§ Given information
>> START
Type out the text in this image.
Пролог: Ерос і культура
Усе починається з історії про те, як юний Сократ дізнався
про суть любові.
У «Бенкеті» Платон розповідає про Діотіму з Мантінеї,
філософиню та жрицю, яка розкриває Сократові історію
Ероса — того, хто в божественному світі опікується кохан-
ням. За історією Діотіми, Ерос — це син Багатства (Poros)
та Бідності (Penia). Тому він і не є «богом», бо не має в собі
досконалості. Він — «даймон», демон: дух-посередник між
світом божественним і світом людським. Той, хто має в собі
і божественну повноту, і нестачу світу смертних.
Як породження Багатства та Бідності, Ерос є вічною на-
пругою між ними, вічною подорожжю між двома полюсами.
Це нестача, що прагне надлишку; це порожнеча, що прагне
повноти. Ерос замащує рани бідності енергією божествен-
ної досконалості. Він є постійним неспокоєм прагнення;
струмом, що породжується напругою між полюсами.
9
>> END
§ What you are asked to do
Above are lines of data; state how many of them contain the word "собі", with no other output.

§ Reply
2